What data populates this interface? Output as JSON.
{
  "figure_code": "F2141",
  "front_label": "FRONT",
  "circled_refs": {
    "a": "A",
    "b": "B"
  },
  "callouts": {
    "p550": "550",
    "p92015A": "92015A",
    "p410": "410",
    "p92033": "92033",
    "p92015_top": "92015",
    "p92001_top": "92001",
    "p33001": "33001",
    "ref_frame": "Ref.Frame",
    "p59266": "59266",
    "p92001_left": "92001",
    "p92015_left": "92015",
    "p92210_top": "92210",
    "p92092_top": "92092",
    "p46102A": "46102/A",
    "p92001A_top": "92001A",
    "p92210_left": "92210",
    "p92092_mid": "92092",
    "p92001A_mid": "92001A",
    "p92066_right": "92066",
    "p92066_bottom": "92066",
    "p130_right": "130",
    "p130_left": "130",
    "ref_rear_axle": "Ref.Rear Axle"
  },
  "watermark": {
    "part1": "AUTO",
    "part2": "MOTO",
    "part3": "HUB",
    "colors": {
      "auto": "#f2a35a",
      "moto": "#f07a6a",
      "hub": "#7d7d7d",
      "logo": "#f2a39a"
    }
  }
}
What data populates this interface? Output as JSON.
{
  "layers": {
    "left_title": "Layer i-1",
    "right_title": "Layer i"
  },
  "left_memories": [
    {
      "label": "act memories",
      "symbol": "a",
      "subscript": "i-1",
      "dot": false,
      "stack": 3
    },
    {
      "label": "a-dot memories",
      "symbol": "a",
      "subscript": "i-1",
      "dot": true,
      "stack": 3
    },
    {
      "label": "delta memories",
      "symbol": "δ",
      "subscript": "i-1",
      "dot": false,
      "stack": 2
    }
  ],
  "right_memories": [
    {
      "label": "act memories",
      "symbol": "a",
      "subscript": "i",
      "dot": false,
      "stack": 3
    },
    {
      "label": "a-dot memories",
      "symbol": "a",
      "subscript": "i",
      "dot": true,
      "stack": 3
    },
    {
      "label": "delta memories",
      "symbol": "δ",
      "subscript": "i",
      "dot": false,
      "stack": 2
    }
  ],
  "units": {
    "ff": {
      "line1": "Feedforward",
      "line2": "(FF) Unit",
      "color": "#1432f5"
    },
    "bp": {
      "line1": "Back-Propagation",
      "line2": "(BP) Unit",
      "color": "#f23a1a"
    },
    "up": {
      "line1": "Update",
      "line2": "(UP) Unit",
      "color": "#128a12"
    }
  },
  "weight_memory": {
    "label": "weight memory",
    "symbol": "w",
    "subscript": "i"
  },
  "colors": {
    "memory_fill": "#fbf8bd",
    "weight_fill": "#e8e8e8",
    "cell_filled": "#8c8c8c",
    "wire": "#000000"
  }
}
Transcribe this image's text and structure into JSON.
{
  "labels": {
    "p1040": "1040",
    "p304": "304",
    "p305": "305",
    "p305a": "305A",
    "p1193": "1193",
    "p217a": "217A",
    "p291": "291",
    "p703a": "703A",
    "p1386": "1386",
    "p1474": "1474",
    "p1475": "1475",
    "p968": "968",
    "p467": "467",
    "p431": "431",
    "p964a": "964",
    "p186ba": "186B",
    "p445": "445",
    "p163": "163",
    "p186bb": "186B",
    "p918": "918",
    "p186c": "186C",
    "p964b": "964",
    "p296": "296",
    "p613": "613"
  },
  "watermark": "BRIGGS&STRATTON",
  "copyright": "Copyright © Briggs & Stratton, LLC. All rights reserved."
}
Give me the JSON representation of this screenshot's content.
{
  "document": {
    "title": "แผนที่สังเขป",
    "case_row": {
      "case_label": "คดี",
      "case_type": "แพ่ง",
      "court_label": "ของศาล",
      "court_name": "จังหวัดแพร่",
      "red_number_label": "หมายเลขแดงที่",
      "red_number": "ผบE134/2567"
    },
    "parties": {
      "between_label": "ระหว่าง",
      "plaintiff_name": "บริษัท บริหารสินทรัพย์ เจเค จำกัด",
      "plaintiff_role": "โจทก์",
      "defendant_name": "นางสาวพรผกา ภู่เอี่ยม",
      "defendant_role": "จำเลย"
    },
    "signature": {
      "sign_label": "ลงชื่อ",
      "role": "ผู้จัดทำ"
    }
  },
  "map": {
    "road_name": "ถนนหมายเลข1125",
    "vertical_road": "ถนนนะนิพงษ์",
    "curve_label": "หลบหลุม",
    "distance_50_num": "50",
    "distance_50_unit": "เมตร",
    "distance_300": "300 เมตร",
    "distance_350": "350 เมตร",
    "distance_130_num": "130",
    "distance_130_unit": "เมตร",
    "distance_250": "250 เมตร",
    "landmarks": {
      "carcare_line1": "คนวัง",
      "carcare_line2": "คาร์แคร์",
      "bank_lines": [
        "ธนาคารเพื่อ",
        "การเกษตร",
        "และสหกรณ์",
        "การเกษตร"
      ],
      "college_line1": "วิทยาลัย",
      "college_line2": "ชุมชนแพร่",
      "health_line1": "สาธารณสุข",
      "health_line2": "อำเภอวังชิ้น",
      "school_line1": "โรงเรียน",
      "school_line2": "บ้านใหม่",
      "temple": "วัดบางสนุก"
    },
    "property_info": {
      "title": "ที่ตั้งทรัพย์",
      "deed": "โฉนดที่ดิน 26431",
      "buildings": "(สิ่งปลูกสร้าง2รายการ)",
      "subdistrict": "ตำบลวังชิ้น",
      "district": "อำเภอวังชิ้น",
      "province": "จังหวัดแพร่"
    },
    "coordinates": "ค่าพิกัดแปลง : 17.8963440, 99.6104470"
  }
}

» **WORK TO BE COMPLETED**
Transcribe all of the material exactly. Omit nothing.

» **ANSWER BELOW**
What data populates this interface? Output as JSON.
{
  "figure_code": "F2141",
  "front_label": "FRONT",
  "circled_refs": {
    "a": "A",
    "b": "B"
  },
  "callouts": {
    "p550": "550",
    "p92015A": "92015A",
    "p410": "410",
    "p92033": "92033",
    "p92015_top": "92015",
    "p92001_top": "92001",
    "p33001": "33001",
    "ref_frame": "Ref.Frame",
    "p59266": "59266",
    "p92001_left": "92001",
    "p92015_left": "92015",
    "p92210_top": "92210",
    "p92092_top": "92092",
    "p46102A": "46102/A",
    "p92001A_top": "92001A",
    "p92210_left": "92210",
    "p92092_mid": "92092",
    "p92001A_mid": "92001A",
    "p92066_right": "92066",
    "p92066_bottom": "92066",
    "p130_right": "130",
    "p130_left": "130",
    "ref_rear_axle": "Ref.Rear Axle"
  },
  "watermark": {
    "part1": "AUTO",
    "part2": "MOTO",
    "part3": "HUB",
    "colors": {
      "auto": "#f2a35a",
      "moto": "#f07a6a",
      "hub": "#7d7d7d",
      "logo": "#f2a39a"
    }
  }
}
What data populates this interface? Output as JSON.
{
  "layers": {
    "left_title": "Layer i-1",
    "right_title": "Layer i"
  },
  "left_memories": [
    {
      "label": "act memories",
      "symbol": "a",
      "subscript": "i-1",
      "dot": false,
      "stack": 3
    },
    {
      "label": "a-dot memories",
      "symbol": "a",
      "subscript": "i-1",
      "dot": true,
      "stack": 3
    },
    {
      "label": "delta memories",
      "symbol": "δ",
      "subscript": "i-1",
      "dot": false,
      "stack": 2
    }
  ],
  "right_memories": [
    {
      "label": "act memories",
      "symbol": "a",
      "subscript": "i",
      "dot": false,
      "stack": 3
    },
    {
      "label": "a-dot memories",
      "symbol": "a",
      "subscript": "i",
      "dot": true,
      "stack": 3
    },
    {
      "label": "delta memories",
      "symbol": "δ",
      "subscript": "i",
      "dot": false,
      "stack": 2
    }
  ],
  "units": {
    "ff": {
      "line1": "Feedforward",
      "line2": "(FF) Unit",
      "color": "#1432f5"
    },
    "bp": {
      "line1": "Back-Propagation",
      "line2": "(BP) Unit",
      "color": "#f23a1a"
    },
    "up": {
      "line1": "Update",
      "line2": "(UP) Unit",
      "color": "#128a12"
    }
  },
  "weight_memory": {
    "label": "weight memory",
    "symbol": "w",
    "subscript": "i"
  },
  "colors": {
    "memory_fill": "#fbf8bd",
    "weight_fill": "#e8e8e8",
    "cell_filled": "#8c8c8c",
    "wire": "#000000"
  }
}
Transcribe this image's text and structure into JSON.
{
  "labels": {
    "p1040": "1040",
    "p304": "304",
    "p305": "305",
    "p305a": "305A",
    "p1193": "1193",
    "p217a": "217A",
    "p291": "291",
    "p703a": "703A",
    "p1386": "1386",
    "p1474": "1474",
    "p1475": "1475",
    "p968": "968",
    "p467": "467",
    "p431": "431",
    "p964a": "964",
    "p186ba": "186B",
    "p445": "445",
    "p163": "163",
    "p186bb": "186B",
    "p918": "918",
    "p186c": "186C",
    "p964b": "964",
    "p296": "296",
    "p613": "613"
  },
  "watermark": "BRIGGS&STRATTON",
  "copyright": "Copyright © Briggs & Stratton, LLC. All rights reserved."
}
Give me the JSON representation of this screenshot's content.
{
  "document": {
    "title": "แผนที่สังเขป",
    "case_row": {
      "case_label": "คดี",
      "case_type": "แพ่ง",
      "court_label": "ของศาล",
      "court_name": "จังหวัดแพร่",
      "red_number_label": "หมายเลขแดงที่",
      "red_number": "ผบE134/2567"
    },
    "parties": {
      "between_label": "ระหว่าง",
      "plaintiff_name": "บริษัท บริหารสินทรัพย์ เจเค จำกัด",
      "plaintiff_role": "โจทก์",
      "defendant_name": "นางสาวพรผกา ภู่เอี่ยม",
      "defendant_role": "จำเลย"
    },
    "signature": {
      "sign_label": "ลงชื่อ",
      "role": "ผู้จัดทำ"
    }
  },
  "map": {
    "road_name": "ถนนหมายเลข1125",
    "vertical_road": "ถนนนะนิพงษ์",
    "curve_label": "หลบหลุม",
    "distance_50_num": "50",
    "distance_50_unit": "เมตร",
    "distance_300": "300 เมตร",
    "distance_350": "350 เมตร",
    "distance_130_num": "130",
    "distance_130_unit": "เมตร",
    "distance_250": "250 เมตร",
    "landmarks": {
      "carcare_line1": "คนวัง",
      "carcare_line2": "คาร์แคร์",
      "bank_lines": [
        "ธนาคารเพื่อ",
        "การเกษตร",
        "และสหกรณ์",
        "การเกษตร"
      ],
      "college_line1": "วิทยาลัย",
      "college_line2": "ชุมชนแพร่",
      "health_line1": "สาธารณสุข",
      "health_line2": "อำเภอวังชิ้น",
      "school_line1": "โรงเรียน",
      "school_line2": "บ้านใหม่",
      "temple": "วัดบางสนุก"
    },
    "property_info": {
      "title": "ที่ตั้งทรัพย์",
      "deed": "โฉนดที่ดิน 26431",
      "buildings": "(สิ่งปลูกสร้าง2รายการ)",
      "subdistrict": "ตำบลวังชิ้น",
      "district": "อำเภอวังชิ้น",
      "province": "จังหวัดแพร่"
    },
    "coordinates": "ค่าพิกัดแปลง : 17.8963440, 99.6104470"
  }
}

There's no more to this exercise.